REQUIRED WORK ->
Repeat all of the data precisely.

STORED DATA ->
<<<<

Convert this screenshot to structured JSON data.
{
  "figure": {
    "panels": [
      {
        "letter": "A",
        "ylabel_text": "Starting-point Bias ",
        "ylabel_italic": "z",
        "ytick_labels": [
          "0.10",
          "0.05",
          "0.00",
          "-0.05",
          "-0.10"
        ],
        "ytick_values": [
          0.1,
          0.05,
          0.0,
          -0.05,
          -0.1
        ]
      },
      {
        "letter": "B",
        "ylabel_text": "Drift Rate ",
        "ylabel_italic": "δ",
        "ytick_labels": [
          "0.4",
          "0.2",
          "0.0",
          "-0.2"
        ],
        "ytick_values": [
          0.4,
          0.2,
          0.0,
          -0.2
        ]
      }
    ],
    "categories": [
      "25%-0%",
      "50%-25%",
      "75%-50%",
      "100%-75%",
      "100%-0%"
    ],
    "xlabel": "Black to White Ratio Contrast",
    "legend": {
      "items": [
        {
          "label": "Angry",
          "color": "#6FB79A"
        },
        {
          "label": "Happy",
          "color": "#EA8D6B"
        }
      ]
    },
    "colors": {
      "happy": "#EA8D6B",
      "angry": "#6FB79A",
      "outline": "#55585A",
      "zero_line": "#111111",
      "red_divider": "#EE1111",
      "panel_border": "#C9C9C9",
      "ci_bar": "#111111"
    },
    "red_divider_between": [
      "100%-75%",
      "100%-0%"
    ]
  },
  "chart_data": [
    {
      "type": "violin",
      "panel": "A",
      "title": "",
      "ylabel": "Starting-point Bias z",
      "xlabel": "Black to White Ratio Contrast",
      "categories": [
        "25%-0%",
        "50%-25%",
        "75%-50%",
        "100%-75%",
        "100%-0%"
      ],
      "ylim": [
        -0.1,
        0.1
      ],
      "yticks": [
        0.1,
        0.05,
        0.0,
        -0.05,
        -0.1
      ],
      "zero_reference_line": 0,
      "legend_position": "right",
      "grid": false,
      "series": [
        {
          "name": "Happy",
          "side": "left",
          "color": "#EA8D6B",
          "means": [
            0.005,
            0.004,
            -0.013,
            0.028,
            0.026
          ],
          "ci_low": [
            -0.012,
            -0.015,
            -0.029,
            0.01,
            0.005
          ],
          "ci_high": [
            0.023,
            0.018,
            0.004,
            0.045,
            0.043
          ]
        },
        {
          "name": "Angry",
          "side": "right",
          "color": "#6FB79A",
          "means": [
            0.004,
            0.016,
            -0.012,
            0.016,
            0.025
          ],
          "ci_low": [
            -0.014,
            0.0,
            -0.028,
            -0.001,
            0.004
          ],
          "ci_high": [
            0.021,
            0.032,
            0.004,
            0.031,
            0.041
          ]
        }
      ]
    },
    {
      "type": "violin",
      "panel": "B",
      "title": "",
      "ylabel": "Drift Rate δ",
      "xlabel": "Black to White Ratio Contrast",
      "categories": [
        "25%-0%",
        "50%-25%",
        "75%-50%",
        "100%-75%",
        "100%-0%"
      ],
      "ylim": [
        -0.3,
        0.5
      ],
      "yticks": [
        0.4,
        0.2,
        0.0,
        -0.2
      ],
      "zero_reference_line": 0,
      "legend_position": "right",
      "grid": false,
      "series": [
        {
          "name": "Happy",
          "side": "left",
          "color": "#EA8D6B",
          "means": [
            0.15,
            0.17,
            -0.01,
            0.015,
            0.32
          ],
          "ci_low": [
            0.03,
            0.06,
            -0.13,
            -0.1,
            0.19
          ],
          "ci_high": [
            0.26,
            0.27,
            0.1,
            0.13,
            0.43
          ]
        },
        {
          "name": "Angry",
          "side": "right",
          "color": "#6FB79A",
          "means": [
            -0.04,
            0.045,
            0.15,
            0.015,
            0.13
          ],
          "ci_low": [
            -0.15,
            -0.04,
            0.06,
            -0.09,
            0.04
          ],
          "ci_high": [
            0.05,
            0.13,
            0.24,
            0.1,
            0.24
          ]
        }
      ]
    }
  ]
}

>>>>

COMPLETED EXERCISE ->
Convert this screenshot to structured JSON data.
{
  "figure": {
    "panels": [
      {
        "letter": "A",
        "ylabel_text": "Starting-point Bias ",
        "ylabel_italic": "z",
        "ytick_labels": [
          "0.10",
          "0.05",
          "0.00",
          "-0.05",
          "-0.10"
        ],
        "ytick_values": [
          0.1,
          0.05,
          0.0,
          -0.05,
          -0.1
        ]
      },
      {
        "letter": "B",
        "ylabel_text": "Drift Rate ",
        "ylabel_italic": "δ",
        "ytick_labels": [
          "0.4",
          "0.2",
          "0.0",
          "-0.2"
        ],
        "ytick_values": [
          0.4,
          0.2,
          0.0,
          -0.2
        ]
      }
    ],
    "categories": [
      "25%-0%",
      "50%-25%",
      "75%-50%",
      "100%-75%",
      "100%-0%"
    ],
    "xlabel": "Black to White Ratio Contrast",
    "legend": {
      "items": [
        {
          "label": "Angry",
          "color": "#6FB79A"
        },
        {
          "label": "Happy",
          "color": "#EA8D6B"
        }
      ]
    },
    "colors": {
      "happy": "#EA8D6B",
      "angry": "#6FB79A",
      "outline": "#55585A",
      "zero_line": "#111111",
      "red_divider": "#EE1111",
      "panel_border": "#C9C9C9",
      "ci_bar": "#111111"
    },
    "red_divider_between": [
      "100%-75%",
      "100%-0%"
    ]
  },
  "chart_data": [
    {
      "type": "violin",
      "panel": "A",
      "title": "",
      "ylabel": "Starting-point Bias z",
      "xlabel": "Black to White Ratio Contrast",
      "categories": [
        "25%-0%",
        "50%-25%",
        "75%-50%",
        "100%-75%",
        "100%-0%"
      ],
      "ylim": [
        -0.1,
        0.1
      ],
      "yticks": [
        0.1,
        0.05,
        0.0,
        -0.05,
        -0.1
      ],
      "zero_reference_line": 0,
      "legend_position": "right",
      "grid": false,
      "series": [
        {
          "name": "Happy",
          "side": "left",
          "color": "#EA8D6B",
          "means": [
            0.005,
            0.004,
            -0.013,
            0.028,
            0.026
          ],
          "ci_low": [
            -0.012,
            -0.015,
            -0.029,
            0.01,
            0.005
          ],
          "ci_high": [
            0.023,
            0.018,
            0.004,
            0.045,
            0.043
          ]
        },
        {
          "name": "Angry",
          "side": "right",
          "color": "#6FB79A",
          "means": [
            0.004,
            0.016,
            -0.012,
            0.016,
            0.025
          ],
          "ci_low": [
            -0.014,
            0.0,
            -0.028,
            -0.001,
            0.004
          ],
          "ci_high": [
            0.021,
            0.032,
            0.004,
            0.031,
            0.041
          ]
        }
      ]
    },
    {
      "type": "violin",
      "panel": "B",
      "title": "",
      "ylabel": "Drift Rate δ",
      "xlabel": "Black to White Ratio Contrast",
      "categories": [
        "25%-0%",
        "50%-25%",
        "75%-50%",
        "100%-75%",
        "100%-0%"
      ],
      "ylim": [
        -0.3,
        0.5
      ],
      "yticks": [
        0.4,
        0.2,
        0.0,
        -0.2
      ],
      "zero_reference_line": 0,
      "legend_position": "right",
      "grid": false,
      "series": [
        {
          "name": "Happy",
          "side": "left",
          "color": "#EA8D6B",
          "means": [
            0.15,
            0.17,
            -0.01,
            0.015,
            0.32
          ],
          "ci_low": [
            0.03,
            0.06,
            -0.13,
            -0.1,
            0.19
          ],
          "ci_high": [
            0.26,
            0.27,
            0.1,
            0.13,
            0.43
          ]
        },
        {
          "name": "Angry",
          "side": "right",
          "color": "#6FB79A",
          "means": [
            -0.04,
            0.045,
            0.15,
            0.015,
            0.13
          ],
          "ci_low": [
            -0.15,
            -0.04,
            0.06,
            -0.09,
            0.04
          ],
          "ci_high": [
            0.05,
            0.13,
            0.24,
            0.1,
            0.24
          ]
        }
      ]
    }
  ]
}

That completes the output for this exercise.